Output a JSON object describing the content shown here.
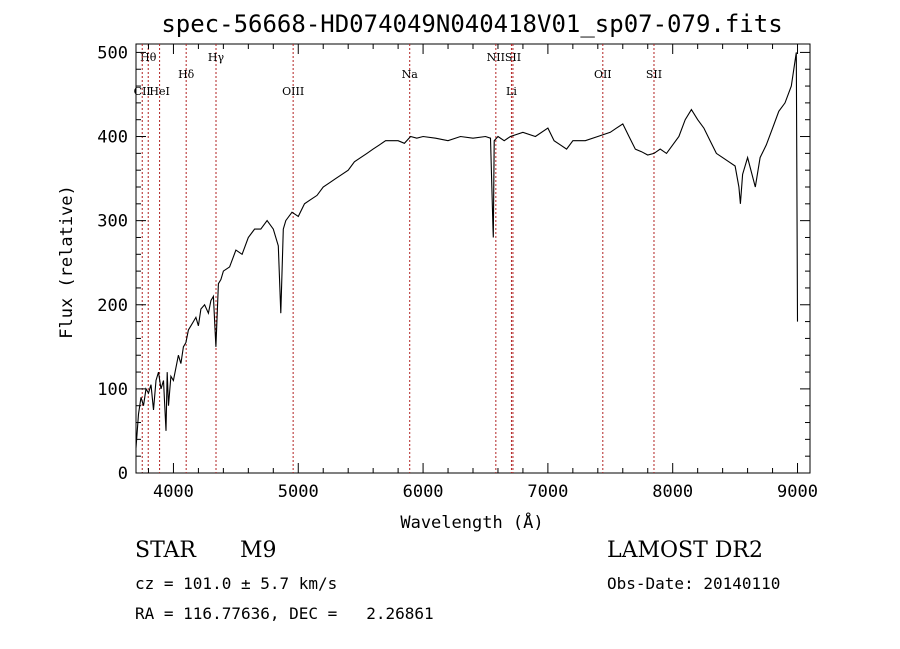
{
  "chart_data": {
    "type": "line",
    "title": "spec-56668-HD074049N040418V01_sp07-079.fits",
    "xlabel": "Wavelength (Å)",
    "ylabel": "Flux (relative)",
    "xlim": [
      3700,
      9100
    ],
    "ylim": [
      0,
      510
    ],
    "xticks": [
      4000,
      5000,
      6000,
      7000,
      8000,
      9000
    ],
    "yticks": [
      0,
      100,
      200,
      300,
      400,
      500
    ],
    "grid": false,
    "series": [
      {
        "x": [
          3700,
          3720,
          3740,
          3760,
          3780,
          3800,
          3820,
          3840,
          3860,
          3880,
          3900,
          3920,
          3940,
          3950,
          3960,
          3980,
          4000,
          4020,
          4040,
          4060,
          4080,
          4100,
          4120,
          4140,
          4160,
          4180,
          4200,
          4220,
          4250,
          4280,
          4300,
          4320,
          4340,
          4360,
          4380,
          4400,
          4450,
          4500,
          4550,
          4600,
          4650,
          4700,
          4750,
          4800,
          4840,
          4860,
          4880,
          4900,
          4950,
          5000,
          5050,
          5100,
          5150,
          5200,
          5250,
          5300,
          5350,
          5400,
          5450,
          5500,
          5550,
          5600,
          5650,
          5700,
          5750,
          5800,
          5850,
          5900,
          5950,
          6000,
          6100,
          6200,
          6300,
          6400,
          6500,
          6540,
          6560,
          6563,
          6570,
          6600,
          6650,
          6700,
          6800,
          6900,
          7000,
          7050,
          7100,
          7150,
          7200,
          7300,
          7400,
          7500,
          7550,
          7600,
          7650,
          7700,
          7750,
          7800,
          7850,
          7900,
          7950,
          8000,
          8050,
          8100,
          8150,
          8200,
          8250,
          8300,
          8350,
          8400,
          8450,
          8500,
          8530,
          8542,
          8560,
          8600,
          8662,
          8700,
          8750,
          8800,
          8850,
          8900,
          8950,
          8990,
          9000
        ],
        "y": [
          30,
          70,
          90,
          80,
          100,
          95,
          105,
          75,
          110,
          120,
          100,
          110,
          50,
          120,
          80,
          115,
          110,
          125,
          140,
          130,
          150,
          155,
          170,
          175,
          180,
          185,
          175,
          195,
          200,
          190,
          205,
          210,
          150,
          225,
          230,
          240,
          245,
          265,
          260,
          280,
          290,
          290,
          300,
          290,
          270,
          190,
          290,
          300,
          310,
          305,
          320,
          325,
          330,
          340,
          345,
          350,
          355,
          360,
          370,
          375,
          380,
          385,
          390,
          395,
          395,
          395,
          392,
          400,
          398,
          400,
          398,
          395,
          400,
          398,
          400,
          398,
          290,
          280,
          395,
          400,
          395,
          400,
          405,
          400,
          410,
          395,
          390,
          385,
          395,
          395,
          400,
          405,
          410,
          415,
          400,
          385,
          382,
          378,
          380,
          385,
          380,
          390,
          400,
          420,
          432,
          420,
          410,
          395,
          380,
          375,
          370,
          365,
          340,
          320,
          355,
          375,
          340,
          375,
          390,
          410,
          430,
          440,
          460,
          500,
          180
        ]
      }
    ]
  },
  "spectral_lines": [
    {
      "label": "Hθ",
      "x": 3798,
      "row": 1
    },
    {
      "label": "CII",
      "x": 3750,
      "row": 3
    },
    {
      "label": "HeI",
      "x": 3889,
      "row": 3
    },
    {
      "label": "Hδ",
      "x": 4102,
      "row": 2
    },
    {
      "label": "Hγ",
      "x": 4341,
      "row": 1
    },
    {
      "label": "OIII",
      "x": 4959,
      "row": 3
    },
    {
      "label": "Na",
      "x": 5893,
      "row": 2
    },
    {
      "label": "NII",
      "x": 6583,
      "row": 1
    },
    {
      "label": "SII",
      "x": 6720,
      "row": 1
    },
    {
      "label": "Li",
      "x": 6708,
      "row": 3
    },
    {
      "label": "OII",
      "x": 7440,
      "row": 2
    },
    {
      "label": "SII",
      "x": 7850,
      "row": 2
    }
  ],
  "info": {
    "object_class": "STAR",
    "subclass": "M9",
    "survey": "LAMOST DR2",
    "cz": "cz = 101.0 ± 5.7 km/s",
    "obs_date": "Obs-Date: 20140110",
    "coords": "RA = 116.77636, DEC =   2.26861"
  }
}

────────

What is asked:
Exclude the pictures. Write out the remaining data exactly.

Response:
Output a JSON object describing the content shown here.
{
  "chart_data": {
    "type": "line",
    "title": "spec-56668-HD074049N040418V01_sp07-079.fits",
    "xlabel": "Wavelength (Å)",
    "ylabel": "Flux (relative)",
    "xlim": [
      3700,
      9100
    ],
    "ylim": [
      0,
      510
    ],
    "xticks": [
      4000,
      5000,
      6000,
      7000,
      8000,
      9000
    ],
    "yticks": [
      0,
      100,
      200,
      300,
      400,
      500
    ],
    "grid": false,
    "series": [
      {
        "x": [
          3700,
          3720,
          3740,
          3760,
          3780,
          3800,
          3820,
          3840,
          3860,
          3880,
          3900,
          3920,
          3940,
          3950,
          3960,
          3980,
          4000,
          4020,
          4040,
          4060,
          4080,
          4100,
          4120,
          4140,
          4160,
          4180,
          4200,
          4220,
          4250,
          4280,
          4300,
          4320,
          4340,
          4360,
          4380,
          4400,
          4450,
          4500,
          4550,
          4600,
          4650,
          4700,
          4750,
          4800,
          4840,
          4860,
          4880,
          4900,
          4950,
          5000,
          5050,
          5100,
          5150,
          5200,
          5250,
          5300,
          5350,
          5400,
          5450,
          5500,
          5550,
          5600,
          5650,
          5700,
          5750,
          5800,
          5850,
          5900,
          5950,
          6000,
          6100,
          6200,
          6300,
          6400,
          6500,
          6540,
          6560,
          6563,
          6570,
          6600,
          6650,
          6700,
          6800,
          6900,
          7000,
          7050,
          7100,
          7150,
          7200,
          7300,
          7400,
          7500,
          7550,
          7600,
          7650,
          7700,
          7750,
          7800,
          7850,
          7900,
          7950,
          8000,
          8050,
          8100,
          8150,
          8200,
          8250,
          8300,
          8350,
          8400,
          8450,
          8500,
          8530,
          8542,
          8560,
          8600,
          8662,
          8700,
          8750,
          8800,
          8850,
          8900,
          8950,
          8990,
          9000
        ],
        "y": [
          30,
          70,
          90,
          80,
          100,
          95,
          105,
          75,
          110,
          120,
          100,
          110,
          50,
          120,
          80,
          115,
          110,
          125,
          140,
          130,
          150,
          155,
          170,
          175,
          180,
          185,
          175,
          195,
          200,
          190,
          205,
          210,
          150,
          225,
          230,
          240,
          245,
          265,
          260,
          280,
          290,
          290,
          300,
          290,
          270,
          190,
          290,
          300,
          310,
          305,
          320,
          325,
          330,
          340,
          345,
          350,
          355,
          360,
          370,
          375,
          380,
          385,
          390,
          395,
          395,
          395,
          392,
          400,
          398,
          400,
          398,
          395,
          400,
          398,
          400,
          398,
          290,
          280,
          395,
          400,
          395,
          400,
          405,
          400,
          410,
          395,
          390,
          385,
          395,
          395,
          400,
          405,
          410,
          415,
          400,
          385,
          382,
          378,
          380,
          385,
          380,
          390,
          400,
          420,
          432,
          420,
          410,
          395,
          380,
          375,
          370,
          365,
          340,
          320,
          355,
          375,
          340,
          375,
          390,
          410,
          430,
          440,
          460,
          500,
          180
        ]
      }
    ]
  },
  "spectral_lines": [
    {
      "label": "Hθ",
      "x": 3798,
      "row": 1
    },
    {
      "label": "CII",
      "x": 3750,
      "row": 3
    },
    {
      "label": "HeI",
      "x": 3889,
      "row": 3
    },
    {
      "label": "Hδ",
      "x": 4102,
      "row": 2
    },
    {
      "label": "Hγ",
      "x": 4341,
      "row": 1
    },
    {
      "label": "OIII",
      "x": 4959,
      "row": 3
    },
    {
      "label": "Na",
      "x": 5893,
      "row": 2
    },
    {
      "label": "NII",
      "x": 6583,
      "row": 1
    },
    {
      "label": "SII",
      "x": 6720,
      "row": 1
    },
    {
      "label": "Li",
      "x": 6708,
      "row": 3
    },
    {
      "label": "OII",
      "x": 7440,
      "row": 2
    },
    {
      "label": "SII",
      "x": 7850,
      "row": 2
    }
  ],
  "info": {
    "object_class": "STAR",
    "subclass": "M9",
    "survey": "LAMOST DR2",
    "cz": "cz = 101.0 ± 5.7 km/s",
    "obs_date": "Obs-Date: 20140110",
    "coords": "RA = 116.77636, DEC =   2.26861"
  }
}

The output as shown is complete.